** Begin DATA TO USE **
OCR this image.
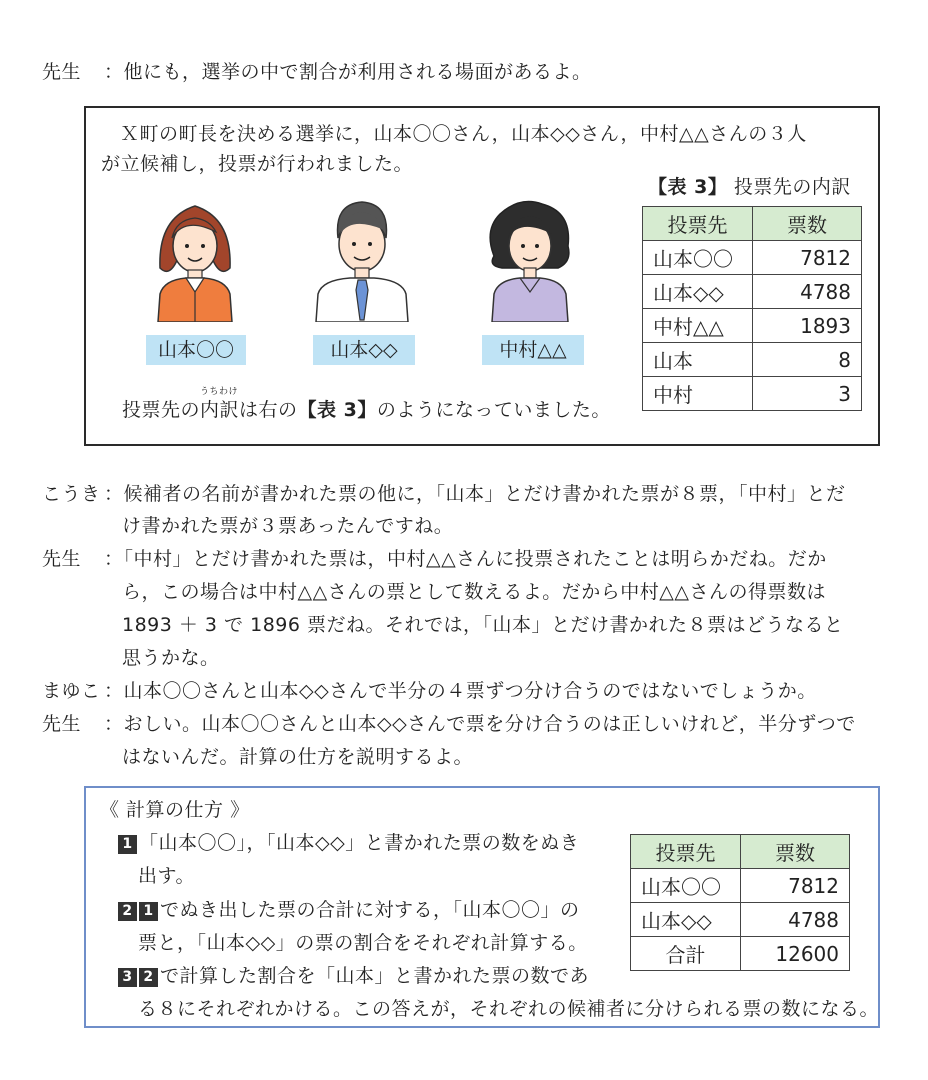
先生 ：他にも，選挙の中で割合が利用される場面があるよ。
Ｘ町の町長を決める選挙に，山本〇〇さん，山本◇◇さん，中村△△さんの３人
が立候補し，投票が行われました。
山本〇〇	山本◇◇	中村△△
投票先の
うちわけ
内訳は右の【表 3】のようになっていました。
【表 3】 投票先の内訳
投票先	票数
山本〇〇	7812
山本◇◇	4788
中村△△	1893
山本	8
中村	3
こうき ：候補者の名前が書かれた票の他に，「山本」とだけ書かれた票が８票，「中村」とだ
け書かれた票が３票あったんですね。
先生 ：「中村」とだけ書かれた票は，中村△△さんに投票されたことは明らかだね。だか
ら，この場合は中村△△さんの票として数えるよ。だから中村△△さんの得票数は
1893 ＋ 3 で 1896 票だね。それでは，「山本」とだけ書かれた８票はどうなると
思うかな。
まゆこ ：山本〇〇さんと山本◇◇さんで半分の４票ずつ分け合うのではないでしょうか。
先生 ：おしい。山本〇〇さんと山本◇◇さんで票を分け合うのは正しいけれど，半分ずつで
はないんだ。計算の仕方を説明するよ。
《 計算の仕方 》
1 「山本〇〇」，「山本◇◇」と書かれた票の数をぬき
出す。
2 1 でぬき出した票の合計に対する，「山本〇〇」の
票と，「山本◇◇」の票の割合をそれぞれ計算する。
3 2 で計算した割合を「山本」と書かれた票の数であ
る８にそれぞれかける。この答えが，それぞれの候補者に分けられる票の数になる。
投票先	票数
山本〇〇	7812
山本◇◇	4788
合計	12600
** End DATA TO USE **
» **WHAT IS EXPECTED**:
Every record above should be written out again without change, except that the pictures are left out.

» **PROBLEM SOLUTION**:
OCR this image.
先生 ：他にも，選挙の中で割合が利用される場面があるよ。
Ｘ町の町長を決める選挙に，山本〇〇さん，山本◇◇さん，中村△△さんの３人
が立候補し，投票が行われました。
山本〇〇	山本◇◇	中村△△
投票先の
うちわけ
内訳は右の【表 3】のようになっていました。
【表 3】 投票先の内訳
投票先	票数
山本〇〇	7812
山本◇◇	4788
中村△△	1893
山本	8
中村	3
こうき ：候補者の名前が書かれた票の他に，「山本」とだけ書かれた票が８票，「中村」とだ
け書かれた票が３票あったんですね。
先生 ：「中村」とだけ書かれた票は，中村△△さんに投票されたことは明らかだね。だか
ら，この場合は中村△△さんの票として数えるよ。だから中村△△さんの得票数は
1893 ＋ 3 で 1896 票だね。それでは，「山本」とだけ書かれた８票はどうなると
思うかな。
まゆこ ：山本〇〇さんと山本◇◇さんで半分の４票ずつ分け合うのではないでしょうか。
先生 ：おしい。山本〇〇さんと山本◇◇さんで票を分け合うのは正しいけれど，半分ずつで
はないんだ。計算の仕方を説明するよ。
《 計算の仕方 》
1 「山本〇〇」，「山本◇◇」と書かれた票の数をぬき
出す。
2 1 でぬき出した票の合計に対する，「山本〇〇」の
票と，「山本◇◇」の票の割合をそれぞれ計算する。
3 2 で計算した割合を「山本」と書かれた票の数であ
る８にそれぞれかける。この答えが，それぞれの候補者に分けられる票の数になる。
投票先	票数
山本〇〇	7812
山本◇◇	4788
合計	12600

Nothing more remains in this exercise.